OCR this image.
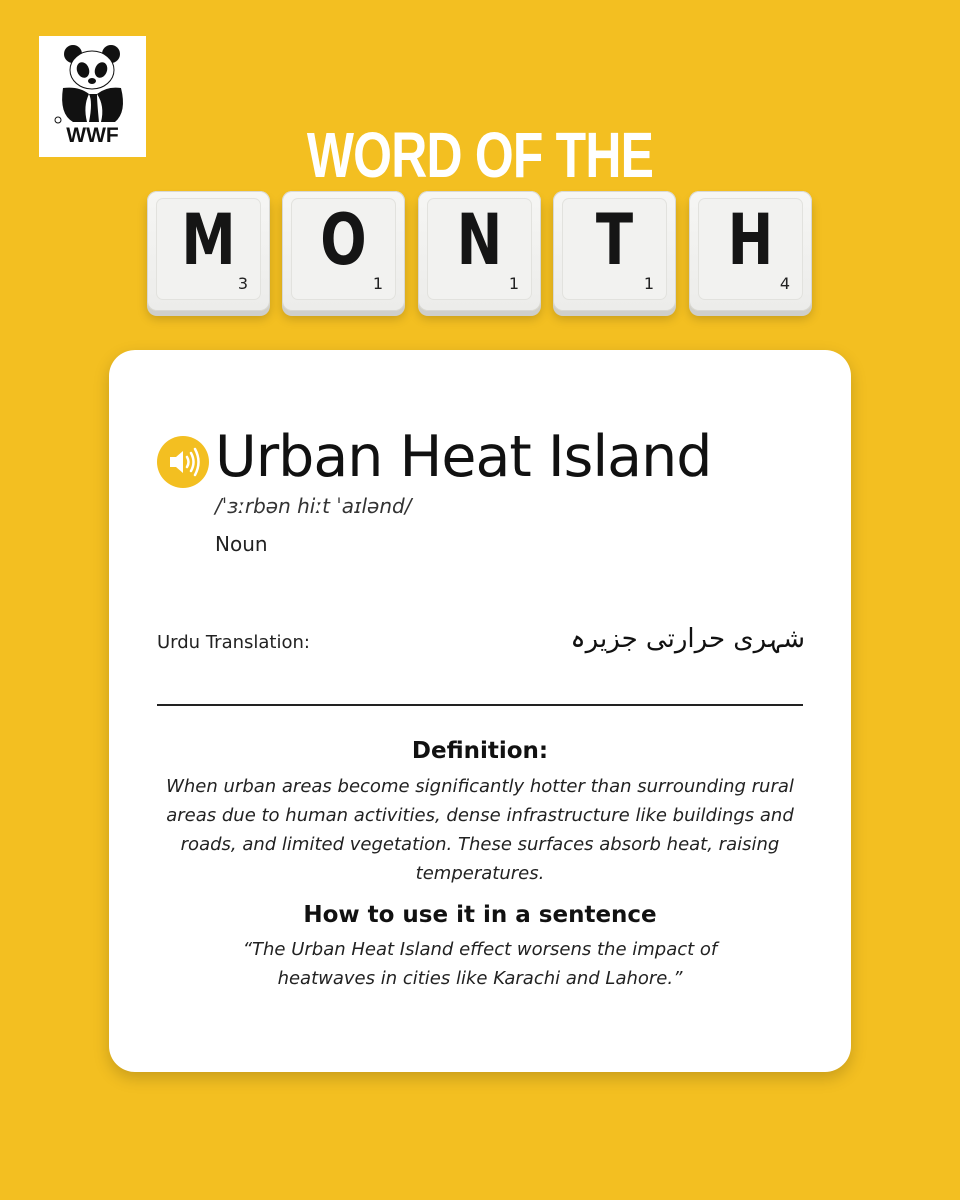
WWF	WORD OF THE
M
3
O
1
N
1
T
1
H
4
Urban Heat Island
/ˈɜːrbən hiːt ˈaɪlənd/
Noun
Urdu Translation:	شہری حرارتی جزیرہ
Definition:
When urban areas become significantly hotter than surrounding rural areas due to human activities, dense infrastructure like buildings and roads, and limited vegetation. These surfaces absorb heat, raising temperatures.
How to use it in a sentence
“The Urban Heat Island effect worsens the impact of heatwaves in cities like Karachi and Lahore.”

▶ **Written exercise**
Gather up the lines containing the word "like" from these records and copy them.

▶ **Solution to this problem**
When urban areas become significantly hotter than surrounding rural areas due to human activities, dense infrastructure like buildings and roads, and limited vegetation. These surfaces absorb heat, raising temperatures.
“The Urban Heat Island effect worsens the impact of heatwaves in cities like Karachi and Lahore.”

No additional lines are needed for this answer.